Description of the task >> The records below hold pictures; please leave those out and retype the rest exactly.

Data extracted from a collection
******

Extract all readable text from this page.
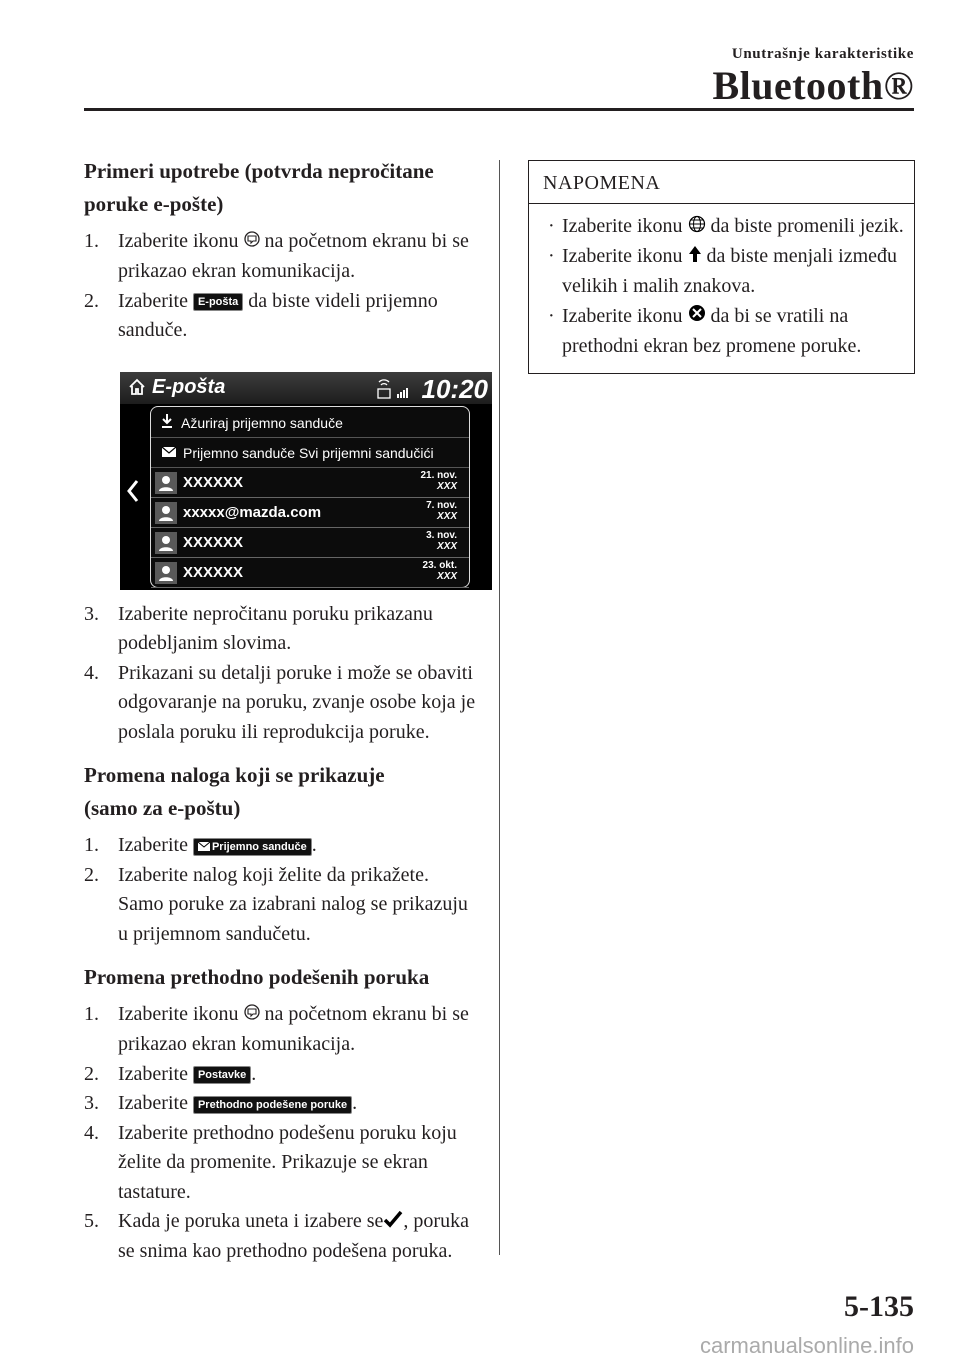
Unutrašnje karakteristike
Bluetooth®

Primeri upotrebe (potvrda nepročitane
poruke e-pošte)

1. Izaberite ikonu na početnom ekranu bi se prikazao ekran komunikacija.
2. Izaberite E-pošta da biste videli prijemno sanduče.
E-pošta	10:20
Ažuriraj prijemno sanduče
Prijemno sanduče Svi prijemni sandučići
XXXXXX	21. nov.
XXX
xxxxx@mazda.com	7. nov.
XXX
XXXXXX	3. nov.
XXX
XXXXXX	23. okt.
XXX
3. Izaberite nepročitanu poruku prikazanu podebljanim slovima.
4. Prikazani su detalji poruke i može se obaviti odgovaranje na poruku, zvanje osobe koja je poslala poruku ili reprodukcija poruke.

Promena naloga koji se prikazuje
(samo za e-poštu)

1. Izaberite Prijemno sanduče .
2. Izaberite nalog koji želite da prikažete. Samo poruke za izabrani nalog se prikazuju u prijemnom sandučetu.

Promena prethodno podešenih poruka

1. Izaberite ikonu na početnom ekranu bi se prikazao ekran komunikacija.
2. Izaberite Postavke .
3. Izaberite Prethodno podešene poruke .
4. Izaberite prethodno podešenu poruku koju želite da promenite. Prikazuje se ekran tastature.
5. Kada je poruka uneta i izabere se , poruka se snima kao prethodno podešena poruka.
NAPOMENA
· Izaberite ikonu da biste promenili jezik.
· Izaberite ikonu da biste menjali između velikih i malih znakova.
· Izaberite ikonu da bi se vratili na prethodni ekran bez promene poruke.
5-135
carmanualsonline.info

******

Complete answer >>
Extract all readable text from this page.
Unutrašnje karakteristike
Bluetooth®

Primeri upotrebe (potvrda nepročitane
poruke e-pošte)

1. Izaberite ikonu na početnom ekranu bi se prikazao ekran komunikacija.
2. Izaberite E-pošta da biste videli prijemno sanduče.
E-pošta	10:20
Ažuriraj prijemno sanduče
Prijemno sanduče Svi prijemni sandučići
XXXXXX	21. nov.
XXX
xxxxx@mazda.com	7. nov.
XXX
XXXXXX	3. nov.
XXX
XXXXXX	23. okt.
XXX
3. Izaberite nepročitanu poruku prikazanu podebljanim slovima.
4. Prikazani su detalji poruke i može se obaviti odgovaranje na poruku, zvanje osobe koja je poslala poruku ili reprodukcija poruke.

Promena naloga koji se prikazuje
(samo za e-poštu)

1. Izaberite Prijemno sanduče .
2. Izaberite nalog koji želite da prikažete. Samo poruke za izabrani nalog se prikazuju u prijemnom sandučetu.

Promena prethodno podešenih poruka

1. Izaberite ikonu na početnom ekranu bi se prikazao ekran komunikacija.
2. Izaberite Postavke .
3. Izaberite Prethodno podešene poruke .
4. Izaberite prethodno podešenu poruku koju želite da promenite. Prikazuje se ekran tastature.
5. Kada je poruka uneta i izabere se , poruka se snima kao prethodno podešena poruka.
NAPOMENA
· Izaberite ikonu da biste promenili jezik.
· Izaberite ikonu da biste menjali između velikih i malih znakova.
· Izaberite ikonu da bi se vratili na prethodni ekran bez promene poruke.
5-135
carmanualsonline.info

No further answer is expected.